The problem
Copy the data exactly; pictures stay out of the copy.

Supplied entries
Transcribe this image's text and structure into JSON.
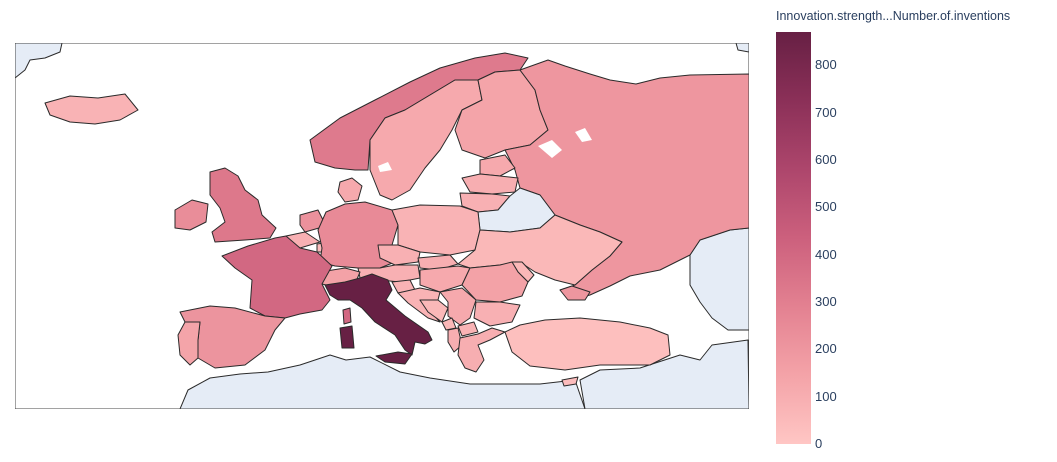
{
  "map": {
    "region": "Europe",
    "frame": "natural-earth"
  },
  "colorbar": {
    "title": "Innovation.strength...Number.of.inventions",
    "min": 0,
    "max": 870,
    "ticks": [
      "0",
      "100",
      "200",
      "300",
      "400",
      "500",
      "600",
      "700",
      "800"
    ],
    "colors": [
      "#ffc6c4",
      "#f4a3a8",
      "#e38191",
      "#cc607d",
      "#ad466c",
      "#8b3058",
      "#672044"
    ]
  },
  "countries": [
    {
      "name": "Italy",
      "value": 870
    },
    {
      "name": "France",
      "value": 400
    },
    {
      "name": "United Kingdom",
      "value": 330
    },
    {
      "name": "Norway",
      "value": 320
    },
    {
      "name": "Germany",
      "value": 250
    },
    {
      "name": "Spain",
      "value": 210
    },
    {
      "name": "Russia",
      "value": 200
    },
    {
      "name": "Finland",
      "value": 140
    },
    {
      "name": "Sweden",
      "value": 120
    },
    {
      "name": "Ireland",
      "value": 240
    },
    {
      "name": "Poland",
      "value": 80
    },
    {
      "name": "Ukraine",
      "value": 60
    },
    {
      "name": "Turkey",
      "value": 30
    },
    {
      "name": "Iceland",
      "value": 80
    },
    {
      "name": "Portugal",
      "value": 140
    },
    {
      "name": "Netherlands",
      "value": 220
    },
    {
      "name": "Belgium",
      "value": 90
    },
    {
      "name": "Denmark",
      "value": 120
    },
    {
      "name": "Estonia",
      "value": 120
    },
    {
      "name": "Latvia",
      "value": 100
    },
    {
      "name": "Lithuania",
      "value": 90
    },
    {
      "name": "Czechia",
      "value": 90
    },
    {
      "name": "Austria",
      "value": 90
    },
    {
      "name": "Switzerland",
      "value": 150
    },
    {
      "name": "Hungary",
      "value": 120
    },
    {
      "name": "Romania",
      "value": 150
    },
    {
      "name": "Bulgaria",
      "value": 90
    },
    {
      "name": "Greece",
      "value": 100
    },
    {
      "name": "Serbia",
      "value": 120
    },
    {
      "name": "Croatia",
      "value": 80
    },
    {
      "name": "Slovakia",
      "value": 100
    },
    {
      "name": "Slovenia",
      "value": 80
    },
    {
      "name": "Bosnia and Herzegovina",
      "value": 60
    },
    {
      "name": "Albania",
      "value": 100
    },
    {
      "name": "North Macedonia",
      "value": 80
    },
    {
      "name": "Montenegro",
      "value": 60
    },
    {
      "name": "Moldova",
      "value": 60
    },
    {
      "name": "Georgia",
      "value": 200
    },
    {
      "name": "Luxembourg",
      "value": 40
    },
    {
      "name": "Cyprus",
      "value": 40
    },
    {
      "name": "Belarus",
      "value": null
    }
  ]
}
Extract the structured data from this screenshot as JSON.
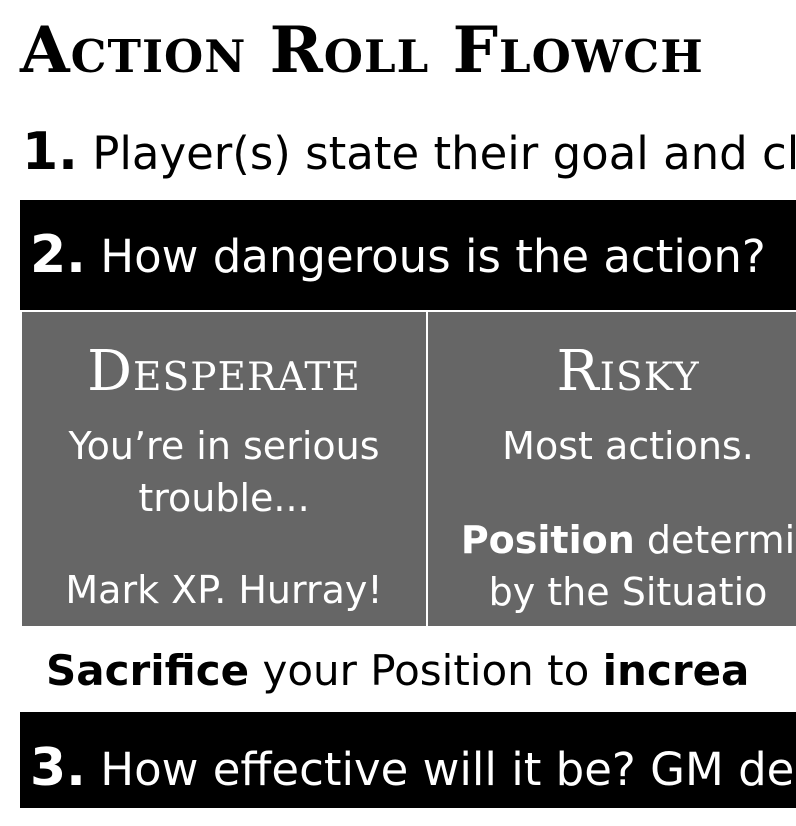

Result of the task
Transcribe this image's text and structure into JSON.
{
  "map": {
    "region": "Europe",
    "frame": "natural-earth"
  },
  "colorbar": {
    "title": "Innovation.strength...Number.of.inventions",
    "min": 0,
    "max": 870,
    "ticks": [
      "0",
      "100",
      "200",
      "300",
      "400",
      "500",
      "600",
      "700",
      "800"
    ],
    "colors": [
      "#ffc6c4",
      "#f4a3a8",
      "#e38191",
      "#cc607d",
      "#ad466c",
      "#8b3058",
      "#672044"
    ]
  },
  "countries": [
    {
      "name": "Italy",
      "value": 870
    },
    {
      "name": "France",
      "value": 400
    },
    {
      "name": "United Kingdom",
      "value": 330
    },
    {
      "name": "Norway",
      "value": 320
    },
    {
      "name": "Germany",
      "value": 250
    },
    {
      "name": "Spain",
      "value": 210
    },
    {
      "name": "Russia",
      "value": 200
    },
    {
      "name": "Finland",
      "value": 140
    },
    {
      "name": "Sweden",
      "value": 120
    },
    {
      "name": "Ireland",
      "value": 240
    },
    {
      "name": "Poland",
      "value": 80
    },
    {
      "name": "Ukraine",
      "value": 60
    },
    {
      "name": "Turkey",
      "value": 30
    },
    {
      "name": "Iceland",
      "value": 80
    },
    {
      "name": "Portugal",
      "value": 140
    },
    {
      "name": "Netherlands",
      "value": 220
    },
    {
      "name": "Belgium",
      "value": 90
    },
    {
      "name": "Denmark",
      "value": 120
    },
    {
      "name": "Estonia",
      "value": 120
    },
    {
      "name": "Latvia",
      "value": 100
    },
    {
      "name": "Lithuania",
      "value": 90
    },
    {
      "name": "Czechia",
      "value": 90
    },
    {
      "name": "Austria",
      "value": 90
    },
    {
      "name": "Switzerland",
      "value": 150
    },
    {
      "name": "Hungary",
      "value": 120
    },
    {
      "name": "Romania",
      "value": 150
    },
    {
      "name": "Bulgaria",
      "value": 90
    },
    {
      "name": "Greece",
      "value": 100
    },
    {
      "name": "Serbia",
      "value": 120
    },
    {
      "name": "Croatia",
      "value": 80
    },
    {
      "name": "Slovakia",
      "value": 100
    },
    {
      "name": "Slovenia",
      "value": 80
    },
    {
      "name": "Bosnia and Herzegovina",
      "value": 60
    },
    {
      "name": "Albania",
      "value": 100
    },
    {
      "name": "North Macedonia",
      "value": 80
    },
    {
      "name": "Montenegro",
      "value": 60
    },
    {
      "name": "Moldova",
      "value": 60
    },
    {
      "name": "Georgia",
      "value": 200
    },
    {
      "name": "Luxembourg",
      "value": 40
    },
    {
      "name": "Cyprus",
      "value": 40
    },
    {
      "name": "Belarus",
      "value": null
    }
  ]
}
Extract the structured data from this screenshot as JSON.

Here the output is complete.